• PROVIDED RECORDS:
• • •
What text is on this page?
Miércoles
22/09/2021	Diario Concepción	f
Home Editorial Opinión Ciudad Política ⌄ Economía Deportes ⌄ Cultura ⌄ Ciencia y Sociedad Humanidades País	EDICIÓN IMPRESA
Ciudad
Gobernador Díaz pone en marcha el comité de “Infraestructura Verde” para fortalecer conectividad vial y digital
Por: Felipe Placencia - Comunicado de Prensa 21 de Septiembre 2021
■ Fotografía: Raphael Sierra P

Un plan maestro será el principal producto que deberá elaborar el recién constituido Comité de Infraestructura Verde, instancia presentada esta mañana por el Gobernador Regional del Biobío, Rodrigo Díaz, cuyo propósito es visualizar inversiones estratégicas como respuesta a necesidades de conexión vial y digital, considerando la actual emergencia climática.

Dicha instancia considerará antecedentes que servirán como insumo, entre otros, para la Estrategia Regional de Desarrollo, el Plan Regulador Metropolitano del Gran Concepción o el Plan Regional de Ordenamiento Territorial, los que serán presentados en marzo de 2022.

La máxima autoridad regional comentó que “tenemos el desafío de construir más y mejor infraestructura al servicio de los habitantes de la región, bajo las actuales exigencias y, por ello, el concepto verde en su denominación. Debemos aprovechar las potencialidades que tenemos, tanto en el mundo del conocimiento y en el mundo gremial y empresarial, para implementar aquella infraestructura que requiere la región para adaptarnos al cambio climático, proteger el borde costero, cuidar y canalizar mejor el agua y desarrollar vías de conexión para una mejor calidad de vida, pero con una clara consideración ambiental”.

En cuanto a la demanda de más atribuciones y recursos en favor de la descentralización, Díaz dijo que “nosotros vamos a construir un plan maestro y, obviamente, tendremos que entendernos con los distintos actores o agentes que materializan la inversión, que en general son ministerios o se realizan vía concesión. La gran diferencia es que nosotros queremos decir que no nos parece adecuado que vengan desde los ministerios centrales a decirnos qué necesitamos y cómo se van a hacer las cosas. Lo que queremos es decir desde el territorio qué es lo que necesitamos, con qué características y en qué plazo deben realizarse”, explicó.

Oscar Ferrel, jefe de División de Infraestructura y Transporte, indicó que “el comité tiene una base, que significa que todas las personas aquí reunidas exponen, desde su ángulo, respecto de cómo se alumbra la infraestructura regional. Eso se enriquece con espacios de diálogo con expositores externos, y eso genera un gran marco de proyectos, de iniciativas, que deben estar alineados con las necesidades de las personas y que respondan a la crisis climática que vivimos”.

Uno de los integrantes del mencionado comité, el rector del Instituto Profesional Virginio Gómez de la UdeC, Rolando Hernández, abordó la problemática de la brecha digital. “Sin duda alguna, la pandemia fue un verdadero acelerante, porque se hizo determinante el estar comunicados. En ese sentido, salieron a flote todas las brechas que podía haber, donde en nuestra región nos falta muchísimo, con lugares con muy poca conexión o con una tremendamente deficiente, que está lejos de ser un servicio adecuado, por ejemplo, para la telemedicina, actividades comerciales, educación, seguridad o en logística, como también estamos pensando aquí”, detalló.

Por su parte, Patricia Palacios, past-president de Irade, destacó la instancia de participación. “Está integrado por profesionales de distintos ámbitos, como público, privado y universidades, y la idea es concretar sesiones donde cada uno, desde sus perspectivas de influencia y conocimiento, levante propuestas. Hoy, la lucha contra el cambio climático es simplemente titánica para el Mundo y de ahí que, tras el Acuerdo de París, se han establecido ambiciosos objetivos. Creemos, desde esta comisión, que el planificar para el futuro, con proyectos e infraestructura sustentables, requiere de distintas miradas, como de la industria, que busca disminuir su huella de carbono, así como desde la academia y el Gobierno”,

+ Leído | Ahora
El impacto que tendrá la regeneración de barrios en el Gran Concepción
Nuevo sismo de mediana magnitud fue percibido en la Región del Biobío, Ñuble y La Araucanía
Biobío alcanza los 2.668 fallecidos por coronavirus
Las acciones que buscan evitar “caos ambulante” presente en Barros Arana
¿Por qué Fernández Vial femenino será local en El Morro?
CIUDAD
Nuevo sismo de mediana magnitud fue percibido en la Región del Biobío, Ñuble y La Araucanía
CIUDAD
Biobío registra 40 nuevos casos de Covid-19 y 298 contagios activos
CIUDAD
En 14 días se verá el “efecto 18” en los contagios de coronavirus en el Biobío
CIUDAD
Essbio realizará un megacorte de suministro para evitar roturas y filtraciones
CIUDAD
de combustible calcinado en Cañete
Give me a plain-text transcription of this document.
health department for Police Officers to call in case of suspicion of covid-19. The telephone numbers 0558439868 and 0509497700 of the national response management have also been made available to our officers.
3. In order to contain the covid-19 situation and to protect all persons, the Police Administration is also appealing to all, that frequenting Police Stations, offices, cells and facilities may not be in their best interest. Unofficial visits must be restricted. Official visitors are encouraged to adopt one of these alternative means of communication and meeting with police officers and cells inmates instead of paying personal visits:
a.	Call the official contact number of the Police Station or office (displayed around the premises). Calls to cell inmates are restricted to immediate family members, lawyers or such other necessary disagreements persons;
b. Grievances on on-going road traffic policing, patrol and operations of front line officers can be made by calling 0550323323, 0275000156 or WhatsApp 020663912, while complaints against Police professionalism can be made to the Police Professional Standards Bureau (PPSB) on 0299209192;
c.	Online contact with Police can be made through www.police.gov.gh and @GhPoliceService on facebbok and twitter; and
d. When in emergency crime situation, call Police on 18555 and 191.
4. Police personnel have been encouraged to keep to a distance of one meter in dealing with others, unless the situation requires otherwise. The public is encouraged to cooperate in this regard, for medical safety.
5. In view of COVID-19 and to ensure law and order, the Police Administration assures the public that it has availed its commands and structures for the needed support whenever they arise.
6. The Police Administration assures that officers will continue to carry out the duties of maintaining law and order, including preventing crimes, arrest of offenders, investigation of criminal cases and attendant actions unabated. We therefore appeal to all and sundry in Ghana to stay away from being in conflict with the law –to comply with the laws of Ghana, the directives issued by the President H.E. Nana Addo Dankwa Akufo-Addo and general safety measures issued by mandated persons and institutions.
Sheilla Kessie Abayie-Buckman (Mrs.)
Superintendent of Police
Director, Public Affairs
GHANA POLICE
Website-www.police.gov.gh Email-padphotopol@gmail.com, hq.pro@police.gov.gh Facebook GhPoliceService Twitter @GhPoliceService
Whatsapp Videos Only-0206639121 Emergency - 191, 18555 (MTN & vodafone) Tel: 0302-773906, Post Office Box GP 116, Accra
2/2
• • •
• WHAT YOU NEED TO DO: All of the records above are to be set down again exactly.

• ANSWER TO THIS EXERCISE:
What text is on this page?
Miércoles
22/09/2021	Diario Concepción	f
Home Editorial Opinión Ciudad Política ⌄ Economía Deportes ⌄ Cultura ⌄ Ciencia y Sociedad Humanidades País	EDICIÓN IMPRESA
Ciudad
Gobernador Díaz pone en marcha el comité de “Infraestructura Verde” para fortalecer conectividad vial y digital
Por: Felipe Placencia - Comunicado de Prensa 21 de Septiembre 2021
■ Fotografía: Raphael Sierra P

Un plan maestro será el principal producto que deberá elaborar el recién constituido Comité de Infraestructura Verde, instancia presentada esta mañana por el Gobernador Regional del Biobío, Rodrigo Díaz, cuyo propósito es visualizar inversiones estratégicas como respuesta a necesidades de conexión vial y digital, considerando la actual emergencia climática.

Dicha instancia considerará antecedentes que servirán como insumo, entre otros, para la Estrategia Regional de Desarrollo, el Plan Regulador Metropolitano del Gran Concepción o el Plan Regional de Ordenamiento Territorial, los que serán presentados en marzo de 2022.

La máxima autoridad regional comentó que “tenemos el desafío de construir más y mejor infraestructura al servicio de los habitantes de la región, bajo las actuales exigencias y, por ello, el concepto verde en su denominación. Debemos aprovechar las potencialidades que tenemos, tanto en el mundo del conocimiento y en el mundo gremial y empresarial, para implementar aquella infraestructura que requiere la región para adaptarnos al cambio climático, proteger el borde costero, cuidar y canalizar mejor el agua y desarrollar vías de conexión para una mejor calidad de vida, pero con una clara consideración ambiental”.

En cuanto a la demanda de más atribuciones y recursos en favor de la descentralización, Díaz dijo que “nosotros vamos a construir un plan maestro y, obviamente, tendremos que entendernos con los distintos actores o agentes que materializan la inversión, que en general son ministerios o se realizan vía concesión. La gran diferencia es que nosotros queremos decir que no nos parece adecuado que vengan desde los ministerios centrales a decirnos qué necesitamos y cómo se van a hacer las cosas. Lo que queremos es decir desde el territorio qué es lo que necesitamos, con qué características y en qué plazo deben realizarse”, explicó.

Oscar Ferrel, jefe de División de Infraestructura y Transporte, indicó que “el comité tiene una base, que significa que todas las personas aquí reunidas exponen, desde su ángulo, respecto de cómo se alumbra la infraestructura regional. Eso se enriquece con espacios de diálogo con expositores externos, y eso genera un gran marco de proyectos, de iniciativas, que deben estar alineados con las necesidades de las personas y que respondan a la crisis climática que vivimos”.

Uno de los integrantes del mencionado comité, el rector del Instituto Profesional Virginio Gómez de la UdeC, Rolando Hernández, abordó la problemática de la brecha digital. “Sin duda alguna, la pandemia fue un verdadero acelerante, porque se hizo determinante el estar comunicados. En ese sentido, salieron a flote todas las brechas que podía haber, donde en nuestra región nos falta muchísimo, con lugares con muy poca conexión o con una tremendamente deficiente, que está lejos de ser un servicio adecuado, por ejemplo, para la telemedicina, actividades comerciales, educación, seguridad o en logística, como también estamos pensando aquí”, detalló.

Por su parte, Patricia Palacios, past-president de Irade, destacó la instancia de participación. “Está integrado por profesionales de distintos ámbitos, como público, privado y universidades, y la idea es concretar sesiones donde cada uno, desde sus perspectivas de influencia y conocimiento, levante propuestas. Hoy, la lucha contra el cambio climático es simplemente titánica para el Mundo y de ahí que, tras el Acuerdo de París, se han establecido ambiciosos objetivos. Creemos, desde esta comisión, que el planificar para el futuro, con proyectos e infraestructura sustentables, requiere de distintas miradas, como de la industria, que busca disminuir su huella de carbono, así como desde la academia y el Gobierno”,

+ Leído | Ahora
El impacto que tendrá la regeneración de barrios en el Gran Concepción
Nuevo sismo de mediana magnitud fue percibido en la Región del Biobío, Ñuble y La Araucanía
Biobío alcanza los 2.668 fallecidos por coronavirus
Las acciones que buscan evitar “caos ambulante” presente en Barros Arana
¿Por qué Fernández Vial femenino será local en El Morro?
CIUDAD
Nuevo sismo de mediana magnitud fue percibido en la Región del Biobío, Ñuble y La Araucanía
CIUDAD
Biobío registra 40 nuevos casos de Covid-19 y 298 contagios activos
CIUDAD
En 14 días se verá el “efecto 18” en los contagios de coronavirus en el Biobío
CIUDAD
Essbio realizará un megacorte de suministro para evitar roturas y filtraciones
CIUDAD
de combustible calcinado en Cañete
Give me a plain-text transcription of this document.
health department for Police Officers to call in case of suspicion of covid-19. The telephone numbers 0558439868 and 0509497700 of the national response management have also been made available to our officers.
3. In order to contain the covid-19 situation and to protect all persons, the Police Administration is also appealing to all, that frequenting Police Stations, offices, cells and facilities may not be in their best interest. Unofficial visits must be restricted. Official visitors are encouraged to adopt one of these alternative means of communication and meeting with police officers and cells inmates instead of paying personal visits:
a.	Call the official contact number of the Police Station or office (displayed around the premises). Calls to cell inmates are restricted to immediate family members, lawyers or such other necessary disagreements persons;
b. Grievances on on-going road traffic policing, patrol and operations of front line officers can be made by calling 0550323323, 0275000156 or WhatsApp 020663912, while complaints against Police professionalism can be made to the Police Professional Standards Bureau (PPSB) on 0299209192;
c.	Online contact with Police can be made through www.police.gov.gh and @GhPoliceService on facebbok and twitter; and
d. When in emergency crime situation, call Police on 18555 and 191.
4. Police personnel have been encouraged to keep to a distance of one meter in dealing with others, unless the situation requires otherwise. The public is encouraged to cooperate in this regard, for medical safety.
5. In view of COVID-19 and to ensure law and order, the Police Administration assures the public that it has availed its commands and structures for the needed support whenever they arise.
6. The Police Administration assures that officers will continue to carry out the duties of maintaining law and order, including preventing crimes, arrest of offenders, investigation of criminal cases and attendant actions unabated. We therefore appeal to all and sundry in Ghana to stay away from being in conflict with the law –to comply with the laws of Ghana, the directives issued by the President H.E. Nana Addo Dankwa Akufo-Addo and general safety measures issued by mandated persons and institutions.
Sheilla Kessie Abayie-Buckman (Mrs.)
Superintendent of Police
Director, Public Affairs
GHANA POLICE
Website-www.police.gov.gh Email-padphotopol@gmail.com, hq.pro@police.gov.gh Facebook GhPoliceService Twitter @GhPoliceService
Whatsapp Videos Only-0206639121 Emergency - 191, 18555 (MTN & vodafone) Tel: 0302-773906, Post Office Box GP 116, Accra
2/2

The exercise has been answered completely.